Task details: Search the listing for "value" and copy every line where it appears.

Supplied material:
◇ ◇ ◇ ◇ ◇ ◇ ◇

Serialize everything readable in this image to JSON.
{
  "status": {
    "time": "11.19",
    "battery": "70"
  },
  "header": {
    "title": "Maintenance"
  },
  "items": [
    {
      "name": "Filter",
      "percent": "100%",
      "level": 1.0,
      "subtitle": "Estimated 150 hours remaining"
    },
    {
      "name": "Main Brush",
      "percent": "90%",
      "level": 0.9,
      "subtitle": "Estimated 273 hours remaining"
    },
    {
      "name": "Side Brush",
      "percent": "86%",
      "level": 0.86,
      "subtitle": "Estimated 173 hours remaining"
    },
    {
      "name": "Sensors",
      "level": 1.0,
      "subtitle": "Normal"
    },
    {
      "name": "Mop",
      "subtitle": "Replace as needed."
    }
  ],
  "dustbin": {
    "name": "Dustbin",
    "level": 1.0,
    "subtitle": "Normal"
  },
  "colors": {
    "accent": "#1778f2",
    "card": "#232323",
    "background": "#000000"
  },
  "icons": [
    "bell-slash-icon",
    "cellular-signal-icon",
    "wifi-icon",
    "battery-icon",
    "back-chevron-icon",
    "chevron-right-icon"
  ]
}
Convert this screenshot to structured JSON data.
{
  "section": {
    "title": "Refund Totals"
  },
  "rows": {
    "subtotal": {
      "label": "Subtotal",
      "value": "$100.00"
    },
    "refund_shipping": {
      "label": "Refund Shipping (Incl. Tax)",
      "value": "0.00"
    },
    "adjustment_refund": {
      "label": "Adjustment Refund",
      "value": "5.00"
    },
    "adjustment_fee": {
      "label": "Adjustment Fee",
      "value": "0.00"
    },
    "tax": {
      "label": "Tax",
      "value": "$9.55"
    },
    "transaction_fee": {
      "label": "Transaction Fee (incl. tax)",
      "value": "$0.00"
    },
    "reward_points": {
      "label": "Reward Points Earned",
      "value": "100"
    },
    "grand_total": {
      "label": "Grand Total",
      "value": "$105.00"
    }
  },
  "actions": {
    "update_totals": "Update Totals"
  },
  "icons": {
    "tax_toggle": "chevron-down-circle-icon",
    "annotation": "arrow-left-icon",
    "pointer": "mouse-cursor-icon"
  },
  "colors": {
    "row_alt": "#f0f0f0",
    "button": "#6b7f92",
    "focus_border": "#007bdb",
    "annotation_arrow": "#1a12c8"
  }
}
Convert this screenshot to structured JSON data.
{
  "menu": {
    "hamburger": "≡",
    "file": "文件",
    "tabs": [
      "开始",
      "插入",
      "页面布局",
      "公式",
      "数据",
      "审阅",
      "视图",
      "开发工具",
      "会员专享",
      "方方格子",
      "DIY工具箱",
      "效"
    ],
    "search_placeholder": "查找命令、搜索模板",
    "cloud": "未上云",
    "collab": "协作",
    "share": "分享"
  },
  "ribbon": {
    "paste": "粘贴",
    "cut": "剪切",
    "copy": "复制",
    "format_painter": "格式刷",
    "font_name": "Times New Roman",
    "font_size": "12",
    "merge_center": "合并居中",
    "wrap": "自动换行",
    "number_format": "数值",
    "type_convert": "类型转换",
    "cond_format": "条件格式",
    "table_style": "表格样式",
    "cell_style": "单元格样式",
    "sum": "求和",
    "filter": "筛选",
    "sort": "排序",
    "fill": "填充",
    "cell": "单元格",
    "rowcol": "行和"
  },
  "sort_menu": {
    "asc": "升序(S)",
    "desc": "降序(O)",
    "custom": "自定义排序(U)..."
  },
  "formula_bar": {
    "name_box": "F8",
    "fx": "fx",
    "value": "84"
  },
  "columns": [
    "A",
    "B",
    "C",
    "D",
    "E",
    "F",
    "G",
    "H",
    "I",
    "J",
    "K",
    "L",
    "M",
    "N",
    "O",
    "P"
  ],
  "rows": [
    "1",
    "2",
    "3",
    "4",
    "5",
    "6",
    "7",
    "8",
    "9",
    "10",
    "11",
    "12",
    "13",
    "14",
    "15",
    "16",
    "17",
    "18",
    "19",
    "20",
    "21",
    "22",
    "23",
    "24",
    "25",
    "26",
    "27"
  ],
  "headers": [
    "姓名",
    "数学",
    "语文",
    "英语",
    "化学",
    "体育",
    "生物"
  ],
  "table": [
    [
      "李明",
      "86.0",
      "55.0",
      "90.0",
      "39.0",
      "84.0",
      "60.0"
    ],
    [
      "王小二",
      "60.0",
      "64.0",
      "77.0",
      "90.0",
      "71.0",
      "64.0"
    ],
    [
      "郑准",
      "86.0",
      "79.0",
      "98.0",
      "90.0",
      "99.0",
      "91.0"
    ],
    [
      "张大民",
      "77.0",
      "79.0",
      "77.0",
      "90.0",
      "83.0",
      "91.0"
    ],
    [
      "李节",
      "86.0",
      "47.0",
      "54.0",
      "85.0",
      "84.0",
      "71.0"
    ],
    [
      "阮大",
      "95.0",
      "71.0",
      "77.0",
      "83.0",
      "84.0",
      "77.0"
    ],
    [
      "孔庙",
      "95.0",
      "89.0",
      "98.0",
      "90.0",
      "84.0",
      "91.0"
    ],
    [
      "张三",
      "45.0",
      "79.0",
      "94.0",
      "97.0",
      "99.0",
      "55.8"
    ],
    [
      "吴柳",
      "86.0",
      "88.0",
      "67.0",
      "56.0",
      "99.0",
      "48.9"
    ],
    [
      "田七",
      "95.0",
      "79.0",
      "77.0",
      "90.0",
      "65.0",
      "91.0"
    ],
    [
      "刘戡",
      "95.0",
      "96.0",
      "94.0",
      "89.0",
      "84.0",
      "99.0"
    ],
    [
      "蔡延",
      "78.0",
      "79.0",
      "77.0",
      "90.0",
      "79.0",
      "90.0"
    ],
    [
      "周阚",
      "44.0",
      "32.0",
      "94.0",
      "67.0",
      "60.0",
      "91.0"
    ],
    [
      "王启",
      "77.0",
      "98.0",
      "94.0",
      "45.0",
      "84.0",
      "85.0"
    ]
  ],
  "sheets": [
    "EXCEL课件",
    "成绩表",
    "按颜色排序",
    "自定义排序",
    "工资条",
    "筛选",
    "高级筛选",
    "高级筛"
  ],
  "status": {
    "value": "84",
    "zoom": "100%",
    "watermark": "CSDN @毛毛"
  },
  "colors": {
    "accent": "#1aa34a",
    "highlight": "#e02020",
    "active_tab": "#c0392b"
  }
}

◇ ◇ ◇ ◇ ◇ ◇ ◇

Right answer:
      "value": "$100.00"
      "value": "0.00"
      "value": "5.00"
      "value": "0.00"
      "value": "$9.55"
      "value": "$0.00"
      "value": "100"
      "value": "$105.00"
    "value": "84"
    "value": "84",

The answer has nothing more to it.